## Set exercise
Pictures in the data below are not part of the copy; transcribe everything else exactly.

===== Stored data =====

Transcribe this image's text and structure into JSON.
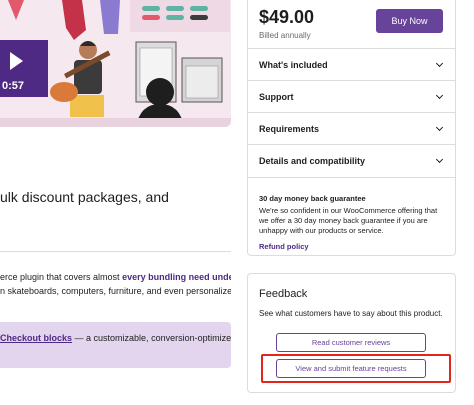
{
  "hero": {
    "video_duration": "0:57"
  },
  "main": {
    "teaser_line1": "ulk discount packages, and",
    "desc_part1": "erce plugin that covers almost ",
    "desc_highlight": "every bundling need under the",
    "desc_line2": "n skateboards, computers, furniture, and even personalized",
    "callout_link": "Checkout blocks",
    "callout_rest": " — a customizable, conversion-optimized"
  },
  "pricing": {
    "price": "$49.00",
    "billing": "Billed annually",
    "buy_label": "Buy Now",
    "accordion": [
      {
        "label": "What's included"
      },
      {
        "label": "Support"
      },
      {
        "label": "Requirements"
      },
      {
        "label": "Details and compatibility"
      }
    ],
    "guarantee": {
      "title": "30 day money back guarantee",
      "body": "We're so confident in our WooCommerce offering that we offer a 30 day money back guarantee if you are unhappy with our products or service.",
      "link": "Refund policy"
    }
  },
  "feedback": {
    "title": "Feedback",
    "subtitle": "See what customers have to say about this product.",
    "read_reviews": "Read customer reviews",
    "submit_requests": "View and submit feature requests"
  },
  "colors": {
    "brand": "#674399",
    "brand_dark": "#4e2a84",
    "callout_bg": "#e4d5ef",
    "highlight": "#e2261c"
  }
}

=====

## Exercise output
Transcribe this image's text and structure into JSON.
{
  "hero": {
    "video_duration": "0:57"
  },
  "main": {
    "teaser_line1": "ulk discount packages, and",
    "desc_part1": "erce plugin that covers almost ",
    "desc_highlight": "every bundling need under the",
    "desc_line2": "n skateboards, computers, furniture, and even personalized",
    "callout_link": "Checkout blocks",
    "callout_rest": " — a customizable, conversion-optimized"
  },
  "pricing": {
    "price": "$49.00",
    "billing": "Billed annually",
    "buy_label": "Buy Now",
    "accordion": [
      {
        "label": "What's included"
      },
      {
        "label": "Support"
      },
      {
        "label": "Requirements"
      },
      {
        "label": "Details and compatibility"
      }
    ],
    "guarantee": {
      "title": "30 day money back guarantee",
      "body": "We're so confident in our WooCommerce offering that we offer a 30 day money back guarantee if you are unhappy with our products or service.",
      "link": "Refund policy"
    }
  },
  "feedback": {
    "title": "Feedback",
    "subtitle": "See what customers have to say about this product.",
    "read_reviews": "Read customer reviews",
    "submit_requests": "View and submit feature requests"
  },
  "colors": {
    "brand": "#674399",
    "brand_dark": "#4e2a84",
    "callout_bg": "#e4d5ef",
    "highlight": "#e2261c"
  }
}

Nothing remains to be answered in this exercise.